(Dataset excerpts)
*-*-*

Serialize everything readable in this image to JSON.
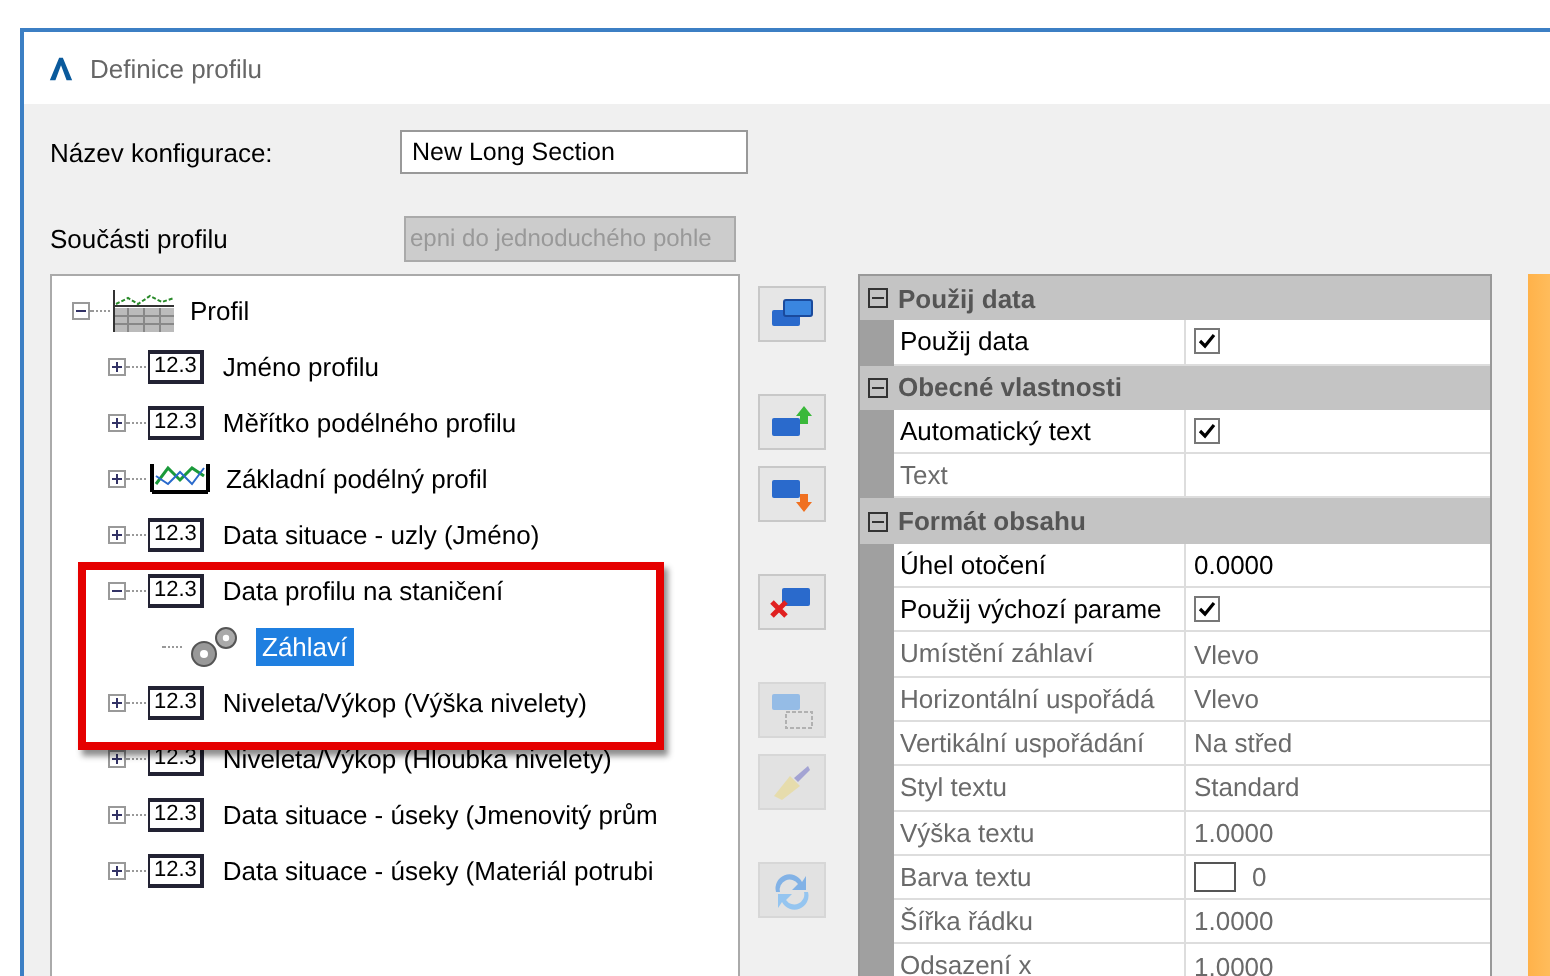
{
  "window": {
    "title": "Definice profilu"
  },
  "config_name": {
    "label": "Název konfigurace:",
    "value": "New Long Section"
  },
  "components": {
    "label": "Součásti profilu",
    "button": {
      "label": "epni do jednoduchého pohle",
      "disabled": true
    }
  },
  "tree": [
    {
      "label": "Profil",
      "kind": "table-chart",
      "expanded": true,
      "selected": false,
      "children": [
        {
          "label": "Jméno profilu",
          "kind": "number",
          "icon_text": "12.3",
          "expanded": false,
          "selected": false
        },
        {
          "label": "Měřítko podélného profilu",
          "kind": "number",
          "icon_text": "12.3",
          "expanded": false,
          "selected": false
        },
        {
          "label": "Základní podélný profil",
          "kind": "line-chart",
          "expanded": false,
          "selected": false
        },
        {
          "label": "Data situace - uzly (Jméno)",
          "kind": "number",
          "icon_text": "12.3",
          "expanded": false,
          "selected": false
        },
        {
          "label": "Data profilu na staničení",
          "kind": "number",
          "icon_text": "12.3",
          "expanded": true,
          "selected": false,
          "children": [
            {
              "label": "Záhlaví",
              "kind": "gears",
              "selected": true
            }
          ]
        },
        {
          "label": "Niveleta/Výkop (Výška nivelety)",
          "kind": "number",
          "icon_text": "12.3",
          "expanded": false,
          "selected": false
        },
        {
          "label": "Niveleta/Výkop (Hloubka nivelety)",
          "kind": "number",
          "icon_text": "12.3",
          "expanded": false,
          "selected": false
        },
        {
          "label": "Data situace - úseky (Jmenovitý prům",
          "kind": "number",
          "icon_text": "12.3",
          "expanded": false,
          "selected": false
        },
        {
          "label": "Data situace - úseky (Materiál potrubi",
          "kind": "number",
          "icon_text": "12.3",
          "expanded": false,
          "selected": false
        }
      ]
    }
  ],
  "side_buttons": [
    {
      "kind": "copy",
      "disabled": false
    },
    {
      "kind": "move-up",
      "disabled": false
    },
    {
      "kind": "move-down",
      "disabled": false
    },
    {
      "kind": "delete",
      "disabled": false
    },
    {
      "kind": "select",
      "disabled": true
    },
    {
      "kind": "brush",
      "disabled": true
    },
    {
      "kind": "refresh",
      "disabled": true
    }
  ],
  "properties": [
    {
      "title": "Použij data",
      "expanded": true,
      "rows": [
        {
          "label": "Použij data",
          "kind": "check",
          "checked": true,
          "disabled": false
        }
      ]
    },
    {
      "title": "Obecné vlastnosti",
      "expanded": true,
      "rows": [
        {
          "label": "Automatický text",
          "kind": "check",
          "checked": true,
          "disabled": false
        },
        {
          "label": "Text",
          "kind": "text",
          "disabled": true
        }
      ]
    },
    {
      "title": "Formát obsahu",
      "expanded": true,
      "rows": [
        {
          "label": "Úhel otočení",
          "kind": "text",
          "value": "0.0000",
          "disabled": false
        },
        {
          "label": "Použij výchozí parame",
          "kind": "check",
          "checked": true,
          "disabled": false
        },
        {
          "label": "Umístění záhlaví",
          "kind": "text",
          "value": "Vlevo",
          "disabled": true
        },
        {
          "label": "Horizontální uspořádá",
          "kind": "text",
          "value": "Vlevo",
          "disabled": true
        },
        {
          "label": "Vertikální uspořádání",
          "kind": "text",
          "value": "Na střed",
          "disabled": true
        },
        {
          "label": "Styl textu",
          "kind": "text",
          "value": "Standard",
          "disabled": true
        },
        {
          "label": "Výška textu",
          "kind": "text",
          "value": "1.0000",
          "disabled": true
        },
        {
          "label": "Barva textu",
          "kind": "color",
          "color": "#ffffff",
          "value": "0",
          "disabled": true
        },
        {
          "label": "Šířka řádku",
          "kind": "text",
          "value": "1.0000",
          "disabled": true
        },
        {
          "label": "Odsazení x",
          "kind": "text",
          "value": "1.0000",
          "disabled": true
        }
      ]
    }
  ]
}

*-*-*

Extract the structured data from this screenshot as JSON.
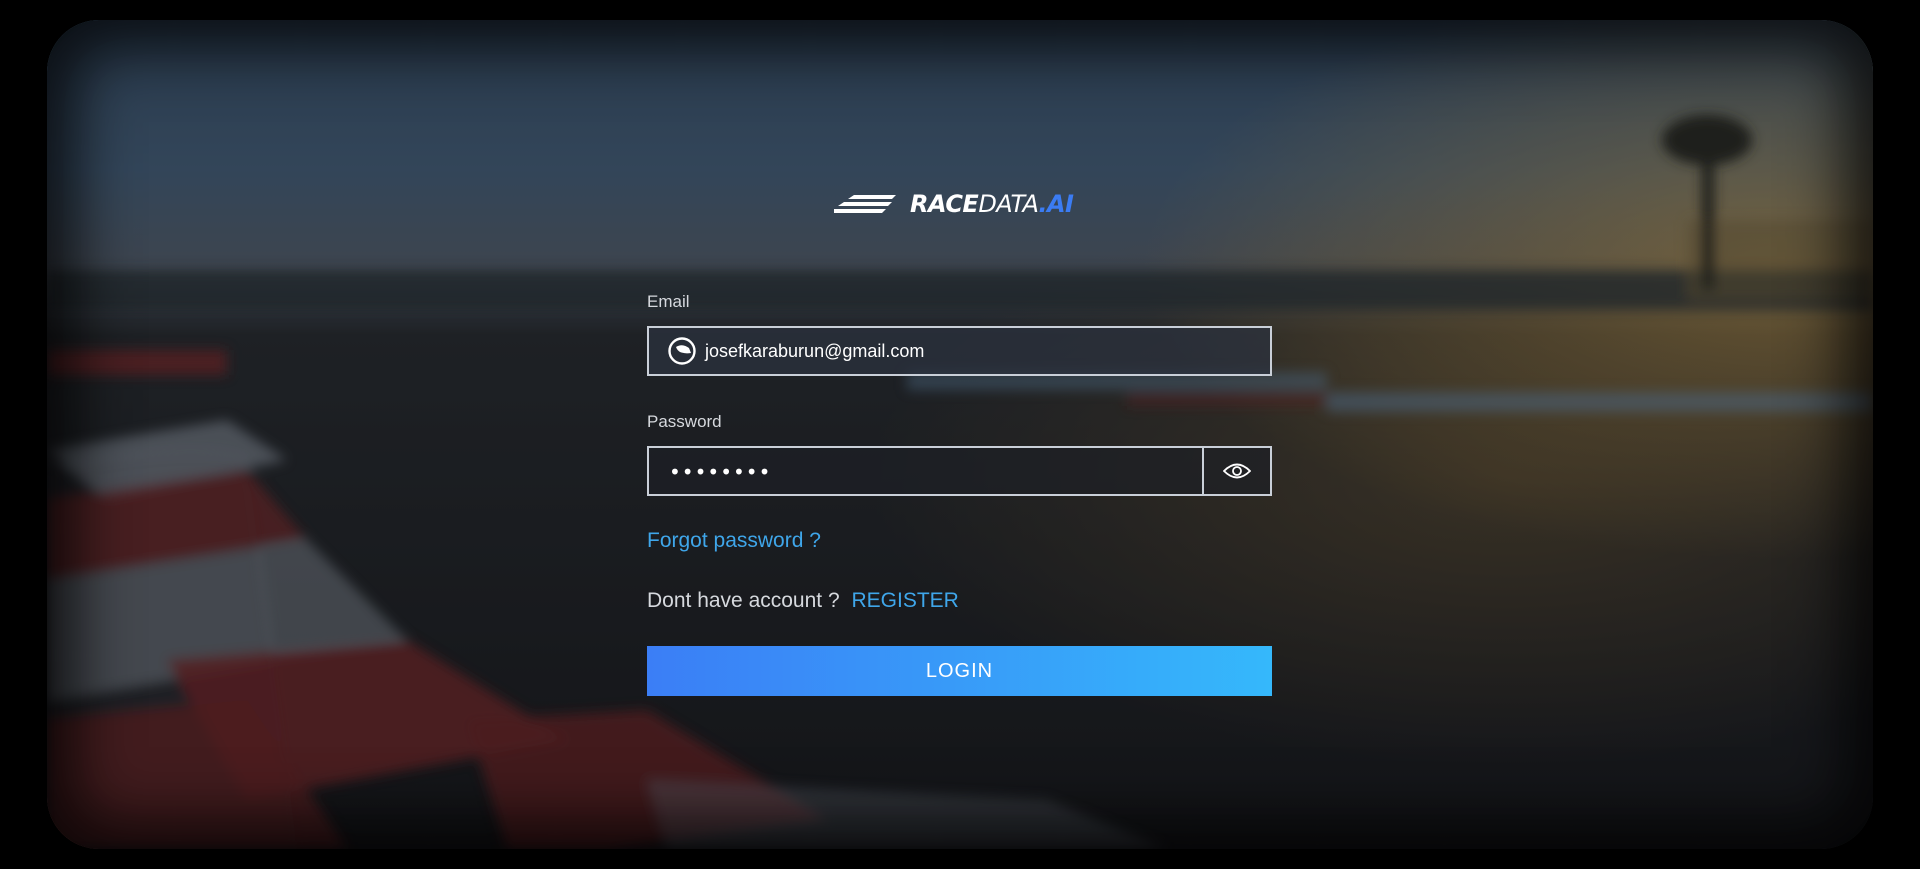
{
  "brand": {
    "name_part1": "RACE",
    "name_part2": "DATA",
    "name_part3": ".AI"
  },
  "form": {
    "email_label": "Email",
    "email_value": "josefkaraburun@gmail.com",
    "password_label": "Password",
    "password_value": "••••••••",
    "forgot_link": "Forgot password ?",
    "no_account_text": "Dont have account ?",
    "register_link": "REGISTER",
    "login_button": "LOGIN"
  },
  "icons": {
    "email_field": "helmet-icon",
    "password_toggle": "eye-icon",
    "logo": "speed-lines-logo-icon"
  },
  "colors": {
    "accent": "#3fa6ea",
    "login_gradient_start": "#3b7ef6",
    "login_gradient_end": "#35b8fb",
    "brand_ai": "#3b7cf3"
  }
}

*-*-*

Where a line of the data holds "JSON", show that line.

Serialize everything readable in this image to JSON.
Extract the structured data from this screenshot as JSON.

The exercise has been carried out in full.